(Records from a collection)

## begin

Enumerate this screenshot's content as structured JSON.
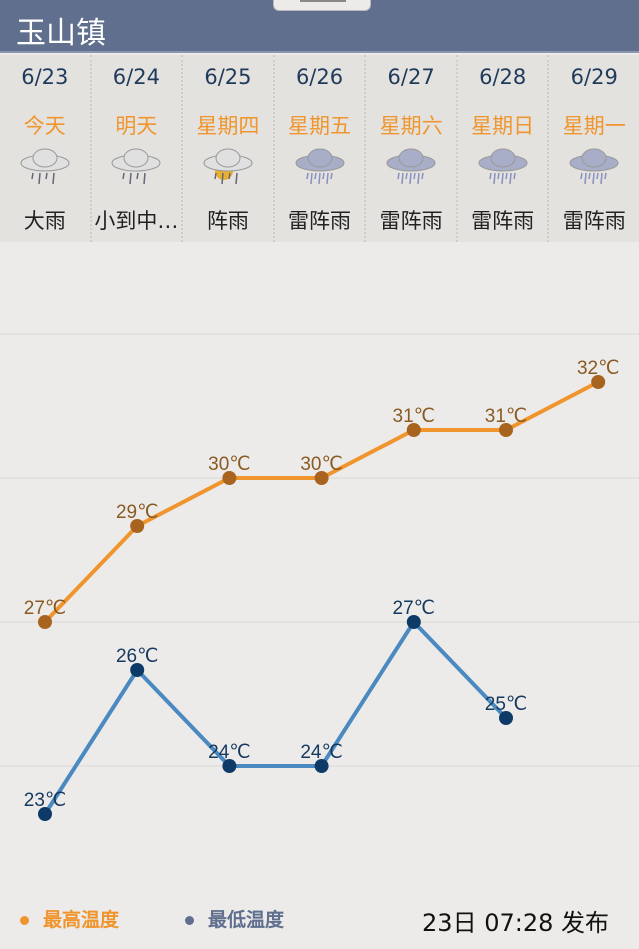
{
  "header": {
    "title": "玉山镇"
  },
  "days": [
    {
      "date": "6/23",
      "weekday": "今天",
      "icon": "heavy-rain-icon",
      "desc": "大雨"
    },
    {
      "date": "6/24",
      "weekday": "明天",
      "icon": "light-to-moderate-rain-icon",
      "desc": "小到中…"
    },
    {
      "date": "6/25",
      "weekday": "星期四",
      "icon": "shower-icon",
      "desc": "阵雨"
    },
    {
      "date": "6/26",
      "weekday": "星期五",
      "icon": "thunder-shower-icon",
      "desc": "雷阵雨"
    },
    {
      "date": "6/27",
      "weekday": "星期六",
      "icon": "thunder-shower-icon",
      "desc": "雷阵雨"
    },
    {
      "date": "6/28",
      "weekday": "星期日",
      "icon": "thunder-shower-icon",
      "desc": "雷阵雨"
    },
    {
      "date": "6/29",
      "weekday": "星期一",
      "icon": "thunder-shower-icon",
      "desc": "雷阵雨"
    }
  ],
  "chart_data": {
    "type": "line",
    "categories": [
      "6/23",
      "6/24",
      "6/25",
      "6/26",
      "6/27",
      "6/28",
      "6/29"
    ],
    "unit": "℃",
    "grid": true,
    "series": [
      {
        "name": "最高温度",
        "values": [
          27,
          29,
          30,
          30,
          31,
          31,
          32
        ],
        "color": "#f0952e",
        "dot_color": "#a8641e",
        "label_color": "#8a5a22"
      },
      {
        "name": "最低温度",
        "values": [
          23,
          26,
          24,
          24,
          27,
          25,
          null
        ],
        "color": "#4a8ac0",
        "dot_color": "#0d3a66",
        "label_color": "#15385e"
      }
    ],
    "legend_position": "bottom-left"
  },
  "legend": {
    "high": "最高温度",
    "low": "最低温度",
    "high_color": "#f0952e",
    "low_color": "#5f6f8d"
  },
  "published": "23日 07:28 发布"
}
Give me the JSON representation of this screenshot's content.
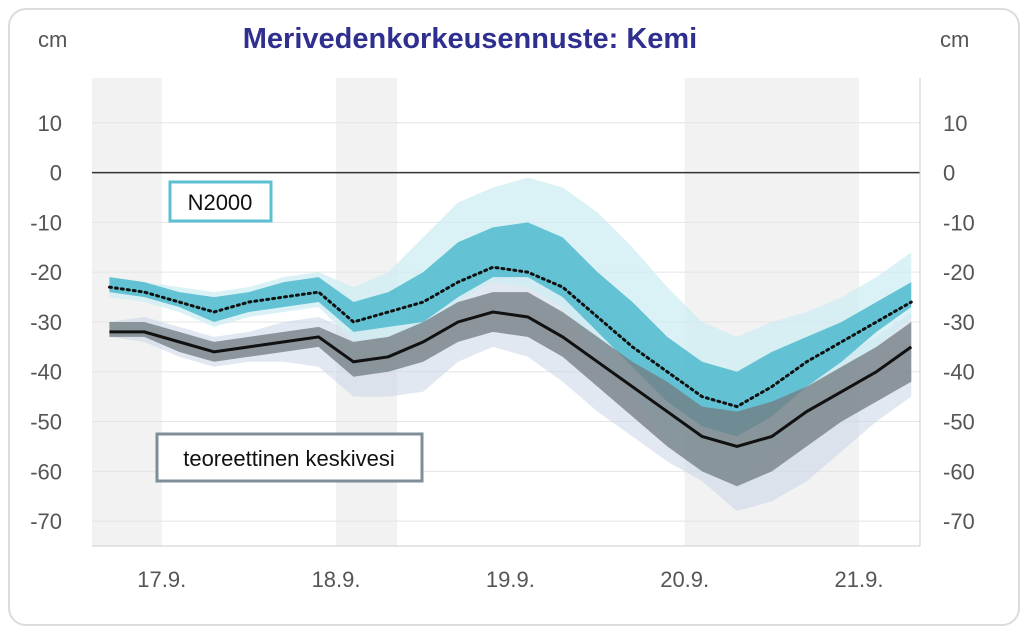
{
  "chart_data": {
    "type": "area",
    "title": "Merivedenkorkeusennuste: Kemi",
    "ylabel_left": "cm",
    "ylabel_right": "cm",
    "ylim": [
      -75,
      19
    ],
    "yticks": [
      10,
      0,
      -10,
      -20,
      -30,
      -40,
      -50,
      -60,
      -70
    ],
    "xlim": [
      16.6,
      21.35
    ],
    "xticks": [
      {
        "x": 17.0,
        "label": "17.9."
      },
      {
        "x": 18.0,
        "label": "18.9."
      },
      {
        "x": 19.0,
        "label": "19.9."
      },
      {
        "x": 20.0,
        "label": "20.9."
      },
      {
        "x": 21.0,
        "label": "21.9."
      }
    ],
    "night_bands": [
      [
        16.6,
        17.0
      ],
      [
        18.0,
        18.35
      ],
      [
        20.0,
        21.0
      ]
    ],
    "reference_line": 0,
    "x": [
      16.7,
      16.9,
      17.1,
      17.3,
      17.5,
      17.7,
      17.9,
      18.1,
      18.3,
      18.5,
      18.7,
      18.9,
      19.1,
      19.3,
      19.5,
      19.7,
      19.9,
      20.1,
      20.3,
      20.5,
      20.7,
      20.9,
      21.1,
      21.3
    ],
    "series": [
      {
        "name": "N2000",
        "style": "dotted",
        "values": [
          -23,
          -24,
          -26,
          -28,
          -26,
          -25,
          -24,
          -30,
          -28,
          -26,
          -22,
          -19,
          -20,
          -23,
          -29,
          -35,
          -40,
          -45,
          -47,
          -43,
          -38,
          -34,
          -30,
          -26
        ]
      },
      {
        "name": "N2000 outer band",
        "lower": [
          -25,
          -26,
          -28,
          -31,
          -29,
          -28,
          -27,
          -34,
          -33,
          -33,
          -26,
          -22,
          -23,
          -27,
          -36,
          -44,
          -54,
          -60,
          -62,
          -55,
          -47,
          -41,
          -35,
          -29
        ],
        "upper": [
          -21,
          -22,
          -23,
          -24,
          -23,
          -21,
          -20,
          -23,
          -20,
          -13,
          -6,
          -3,
          -1,
          -3,
          -8,
          -15,
          -23,
          -30,
          -33,
          -30,
          -28,
          -25,
          -21,
          -16
        ]
      },
      {
        "name": "N2000 inner band",
        "lower": [
          -24,
          -25,
          -27,
          -30,
          -28,
          -27,
          -26,
          -32,
          -31,
          -30,
          -25,
          -21,
          -21,
          -25,
          -32,
          -39,
          -46,
          -51,
          -53,
          -49,
          -43,
          -38,
          -32,
          -27
        ],
        "upper": [
          -21,
          -22,
          -24,
          -25,
          -24,
          -22,
          -21,
          -26,
          -24,
          -20,
          -14,
          -11,
          -10,
          -13,
          -20,
          -26,
          -33,
          -38,
          -40,
          -36,
          -33,
          -30,
          -26,
          -22
        ]
      },
      {
        "name": "teoreettinen keskivesi",
        "style": "solid",
        "values": [
          -32,
          -32,
          -34,
          -36,
          -35,
          -34,
          -33,
          -38,
          -37,
          -34,
          -30,
          -28,
          -29,
          -33,
          -38,
          -43,
          -48,
          -53,
          -55,
          -53,
          -48,
          -44,
          -40,
          -35
        ]
      },
      {
        "name": "teoreettinen keskivesi outer band",
        "lower": [
          -33,
          -34,
          -37,
          -39,
          -38,
          -38,
          -39,
          -45,
          -45,
          -44,
          -38,
          -35,
          -37,
          -42,
          -48,
          -53,
          -58,
          -62,
          -68,
          -66,
          -62,
          -56,
          -50,
          -45
        ],
        "upper": [
          -30,
          -29,
          -31,
          -33,
          -32,
          -30,
          -29,
          -32,
          -31,
          -27,
          -23,
          -21,
          -20,
          -22,
          -27,
          -32,
          -38,
          -43,
          -45,
          -43,
          -40,
          -37,
          -33,
          -28
        ]
      },
      {
        "name": "teoreettinen keskivesi inner band",
        "lower": [
          -33,
          -33,
          -36,
          -38,
          -37,
          -36,
          -35,
          -41,
          -40,
          -38,
          -34,
          -32,
          -33,
          -37,
          -43,
          -49,
          -55,
          -60,
          -63,
          -60,
          -55,
          -50,
          -46,
          -42
        ],
        "upper": [
          -30,
          -30,
          -32,
          -34,
          -33,
          -32,
          -31,
          -34,
          -33,
          -30,
          -26,
          -24,
          -24,
          -28,
          -33,
          -38,
          -42,
          -47,
          -48,
          -46,
          -43,
          -39,
          -35,
          -30
        ]
      }
    ],
    "legend": [
      {
        "label": "N2000",
        "color": "#5bc0d2"
      },
      {
        "label": "teoreettinen keskivesi",
        "color": "#7f8f98"
      }
    ],
    "colors": {
      "n2000_outer": "#cdeef3",
      "n2000_inner": "#55bccf",
      "tk_outer": "#c9d6e6",
      "tk_inner": "#737e84",
      "night": "#f2f2f2",
      "title": "#2f2f8f"
    }
  }
}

## end

■ **WHAT THE TASK REQUIRES**: Transcribe every record above exactly, leaving out the pictures.

■ **TASK SOLUTION**:
Enumerate this screenshot's content as structured JSON.
{
  "header": {
    "title": "玉山镇"
  },
  "days": [
    {
      "date": "6/23",
      "weekday": "今天",
      "icon": "heavy-rain-icon",
      "desc": "大雨"
    },
    {
      "date": "6/24",
      "weekday": "明天",
      "icon": "light-to-moderate-rain-icon",
      "desc": "小到中…"
    },
    {
      "date": "6/25",
      "weekday": "星期四",
      "icon": "shower-icon",
      "desc": "阵雨"
    },
    {
      "date": "6/26",
      "weekday": "星期五",
      "icon": "thunder-shower-icon",
      "desc": "雷阵雨"
    },
    {
      "date": "6/27",
      "weekday": "星期六",
      "icon": "thunder-shower-icon",
      "desc": "雷阵雨"
    },
    {
      "date": "6/28",
      "weekday": "星期日",
      "icon": "thunder-shower-icon",
      "desc": "雷阵雨"
    },
    {
      "date": "6/29",
      "weekday": "星期一",
      "icon": "thunder-shower-icon",
      "desc": "雷阵雨"
    }
  ],
  "chart_data": {
    "type": "line",
    "categories": [
      "6/23",
      "6/24",
      "6/25",
      "6/26",
      "6/27",
      "6/28",
      "6/29"
    ],
    "unit": "℃",
    "grid": true,
    "series": [
      {
        "name": "最高温度",
        "values": [
          27,
          29,
          30,
          30,
          31,
          31,
          32
        ],
        "color": "#f0952e",
        "dot_color": "#a8641e",
        "label_color": "#8a5a22"
      },
      {
        "name": "最低温度",
        "values": [
          23,
          26,
          24,
          24,
          27,
          25,
          null
        ],
        "color": "#4a8ac0",
        "dot_color": "#0d3a66",
        "label_color": "#15385e"
      }
    ],
    "legend_position": "bottom-left"
  },
  "legend": {
    "high": "最高温度",
    "low": "最低温度",
    "high_color": "#f0952e",
    "low_color": "#5f6f8d"
  },
  "published": "23日 07:28 发布"
}
Give me the JSON representation of this screenshot's content.
{
  "chart_data": {
    "type": "area",
    "title": "Merivedenkorkeusennuste: Kemi",
    "ylabel_left": "cm",
    "ylabel_right": "cm",
    "ylim": [
      -75,
      19
    ],
    "yticks": [
      10,
      0,
      -10,
      -20,
      -30,
      -40,
      -50,
      -60,
      -70
    ],
    "xlim": [
      16.6,
      21.35
    ],
    "xticks": [
      {
        "x": 17.0,
        "label": "17.9."
      },
      {
        "x": 18.0,
        "label": "18.9."
      },
      {
        "x": 19.0,
        "label": "19.9."
      },
      {
        "x": 20.0,
        "label": "20.9."
      },
      {
        "x": 21.0,
        "label": "21.9."
      }
    ],
    "night_bands": [
      [
        16.6,
        17.0
      ],
      [
        18.0,
        18.35
      ],
      [
        20.0,
        21.0
      ]
    ],
    "reference_line": 0,
    "x": [
      16.7,
      16.9,
      17.1,
      17.3,
      17.5,
      17.7,
      17.9,
      18.1,
      18.3,
      18.5,
      18.7,
      18.9,
      19.1,
      19.3,
      19.5,
      19.7,
      19.9,
      20.1,
      20.3,
      20.5,
      20.7,
      20.9,
      21.1,
      21.3
    ],
    "series": [
      {
        "name": "N2000",
        "style": "dotted",
        "values": [
          -23,
          -24,
          -26,
          -28,
          -26,
          -25,
          -24,
          -30,
          -28,
          -26,
          -22,
          -19,
          -20,
          -23,
          -29,
          -35,
          -40,
          -45,
          -47,
          -43,
          -38,
          -34,
          -30,
          -26
        ]
      },
      {
        "name": "N2000 outer band",
        "lower": [
          -25,
          -26,
          -28,
          -31,
          -29,
          -28,
          -27,
          -34,
          -33,
          -33,
          -26,
          -22,
          -23,
          -27,
          -36,
          -44,
          -54,
          -60,
          -62,
          -55,
          -47,
          -41,
          -35,
          -29
        ],
        "upper": [
          -21,
          -22,
          -23,
          -24,
          -23,
          -21,
          -20,
          -23,
          -20,
          -13,
          -6,
          -3,
          -1,
          -3,
          -8,
          -15,
          -23,
          -30,
          -33,
          -30,
          -28,
          -25,
          -21,
          -16
        ]
      },
      {
        "name": "N2000 inner band",
        "lower": [
          -24,
          -25,
          -27,
          -30,
          -28,
          -27,
          -26,
          -32,
          -31,
          -30,
          -25,
          -21,
          -21,
          -25,
          -32,
          -39,
          -46,
          -51,
          -53,
          -49,
          -43,
          -38,
          -32,
          -27
        ],
        "upper": [
          -21,
          -22,
          -24,
          -25,
          -24,
          -22,
          -21,
          -26,
          -24,
          -20,
          -14,
          -11,
          -10,
          -13,
          -20,
          -26,
          -33,
          -38,
          -40,
          -36,
          -33,
          -30,
          -26,
          -22
        ]
      },
      {
        "name": "teoreettinen keskivesi",
        "style": "solid",
        "values": [
          -32,
          -32,
          -34,
          -36,
          -35,
          -34,
          -33,
          -38,
          -37,
          -34,
          -30,
          -28,
          -29,
          -33,
          -38,
          -43,
          -48,
          -53,
          -55,
          -53,
          -48,
          -44,
          -40,
          -35
        ]
      },
      {
        "name": "teoreettinen keskivesi outer band",
        "lower": [
          -33,
          -34,
          -37,
          -39,
          -38,
          -38,
          -39,
          -45,
          -45,
          -44,
          -38,
          -35,
          -37,
          -42,
          -48,
          -53,
          -58,
          -62,
          -68,
          -66,
          -62,
          -56,
          -50,
          -45
        ],
        "upper": [
          -30,
          -29,
          -31,
          -33,
          -32,
          -30,
          -29,
          -32,
          -31,
          -27,
          -23,
          -21,
          -20,
          -22,
          -27,
          -32,
          -38,
          -43,
          -45,
          -43,
          -40,
          -37,
          -33,
          -28
        ]
      },
      {
        "name": "teoreettinen keskivesi inner band",
        "lower": [
          -33,
          -33,
          -36,
          -38,
          -37,
          -36,
          -35,
          -41,
          -40,
          -38,
          -34,
          -32,
          -33,
          -37,
          -43,
          -49,
          -55,
          -60,
          -63,
          -60,
          -55,
          -50,
          -46,
          -42
        ],
        "upper": [
          -30,
          -30,
          -32,
          -34,
          -33,
          -32,
          -31,
          -34,
          -33,
          -30,
          -26,
          -24,
          -24,
          -28,
          -33,
          -38,
          -42,
          -47,
          -48,
          -46,
          -43,
          -39,
          -35,
          -30
        ]
      }
    ],
    "legend": [
      {
        "label": "N2000",
        "color": "#5bc0d2"
      },
      {
        "label": "teoreettinen keskivesi",
        "color": "#7f8f98"
      }
    ],
    "colors": {
      "n2000_outer": "#cdeef3",
      "n2000_inner": "#55bccf",
      "tk_outer": "#c9d6e6",
      "tk_inner": "#737e84",
      "night": "#f2f2f2",
      "title": "#2f2f8f"
    }
  }
}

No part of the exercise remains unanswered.